STATED TASK:
Each entry that follows is to be retyped exactly. Pictures do not belong in the copy.
____ RECORDS SUPPLIED
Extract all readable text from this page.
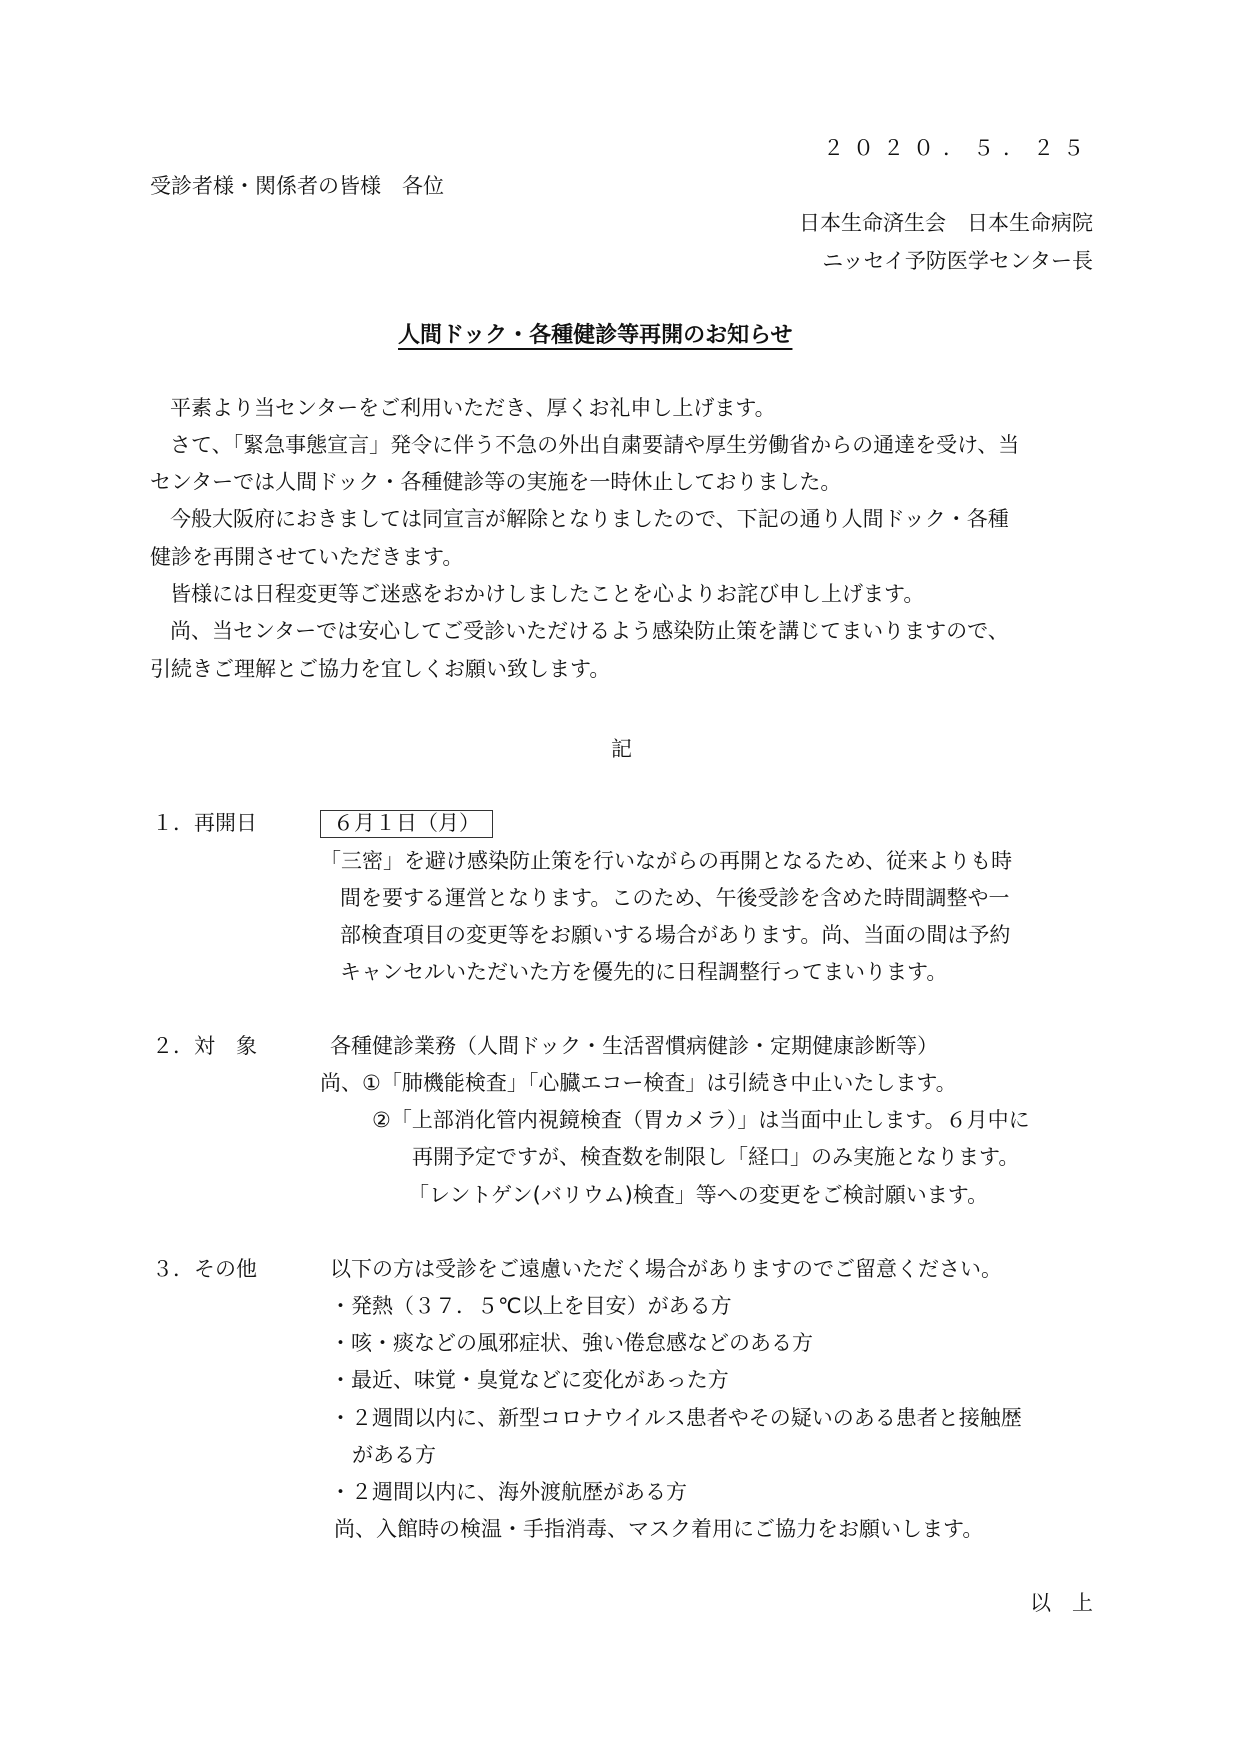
２０２０．５．２５
受診者様・関係者の皆様　各位
日本生命済生会　日本生命病院
ニッセイ予防医学センター長
人間ドック・各種健診等再開のお知らせ
平素より当センターをご利用いただき、厚くお礼申し上げます。
さて、「緊急事態宣言」発令に伴う不急の外出自粛要請や厚生労働省からの通達を受け、当
センターでは人間ドック・各種健診等の実施を一時休止しておりました。
今般大阪府におきましては同宣言が解除となりましたので、下記の通り人間ドック・各種
健診を再開させていただきます。
皆様には日程変更等ご迷惑をおかけしましたことを心よりお詫び申し上げます。
尚、当センターでは安心してご受診いただけるよう感染防止策を講じてまいりますので、
引続きご理解とご協力を宜しくお願い致します。
記
１．再開日	６月１日（月）
「三密」を避け感染防止策を行いながらの再開となるため、従来よりも時
間を要する運営となります。このため、午後受診を含めた時間調整や一
部検査項目の変更等をお願いする場合があります。尚、当面の間は予約
キャンセルいただいた方を優先的に日程調整行ってまいります。
２．対　象	各種健診業務（人間ドック・生活習慣病健診・定期健康診断等）
尚、①「肺機能検査」「心臓エコー検査」は引続き中止いたします。
②「上部消化管内視鏡検査（胃カメラ）」は当面中止します。６月中に
再開予定ですが、検査数を制限し「経口」のみ実施となります。
「レントゲン(バリウム)検査」等への変更をご検討願います。
３．その他	以下の方は受診をご遠慮いただく場合がありますのでご留意ください。
・発熱（３７．５℃以上を目安）がある方
・咳・痰などの風邪症状、強い倦怠感などのある方
・最近、味覚・臭覚などに変化があった方
・２週間以内に、新型コロナウイルス患者やその疑いのある患者と接触歴
がある方
・２週間以内に、海外渡航歴がある方
尚、入館時の検温・手指消毒、マスク着用にご協力をお願いします。
以　上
________
WRITTEN SOLUTION:
Extract all readable text from this page.
２０２０．５．２５
受診者様・関係者の皆様　各位
日本生命済生会　日本生命病院
ニッセイ予防医学センター長
人間ドック・各種健診等再開のお知らせ
平素より当センターをご利用いただき、厚くお礼申し上げます。
さて、「緊急事態宣言」発令に伴う不急の外出自粛要請や厚生労働省からの通達を受け、当
センターでは人間ドック・各種健診等の実施を一時休止しておりました。
今般大阪府におきましては同宣言が解除となりましたので、下記の通り人間ドック・各種
健診を再開させていただきます。
皆様には日程変更等ご迷惑をおかけしましたことを心よりお詫び申し上げます。
尚、当センターでは安心してご受診いただけるよう感染防止策を講じてまいりますので、
引続きご理解とご協力を宜しくお願い致します。
記
１．再開日	６月１日（月）
「三密」を避け感染防止策を行いながらの再開となるため、従来よりも時
間を要する運営となります。このため、午後受診を含めた時間調整や一
部検査項目の変更等をお願いする場合があります。尚、当面の間は予約
キャンセルいただいた方を優先的に日程調整行ってまいります。
２．対　象	各種健診業務（人間ドック・生活習慣病健診・定期健康診断等）
尚、①「肺機能検査」「心臓エコー検査」は引続き中止いたします。
②「上部消化管内視鏡検査（胃カメラ）」は当面中止します。６月中に
再開予定ですが、検査数を制限し「経口」のみ実施となります。
「レントゲン(バリウム)検査」等への変更をご検討願います。
３．その他	以下の方は受診をご遠慮いただく場合がありますのでご留意ください。
・発熱（３７．５℃以上を目安）がある方
・咳・痰などの風邪症状、強い倦怠感などのある方
・最近、味覚・臭覚などに変化があった方
・２週間以内に、新型コロナウイルス患者やその疑いのある患者と接触歴
がある方
・２週間以内に、海外渡航歴がある方
尚、入館時の検温・手指消毒、マスク着用にご協力をお願いします。
以　上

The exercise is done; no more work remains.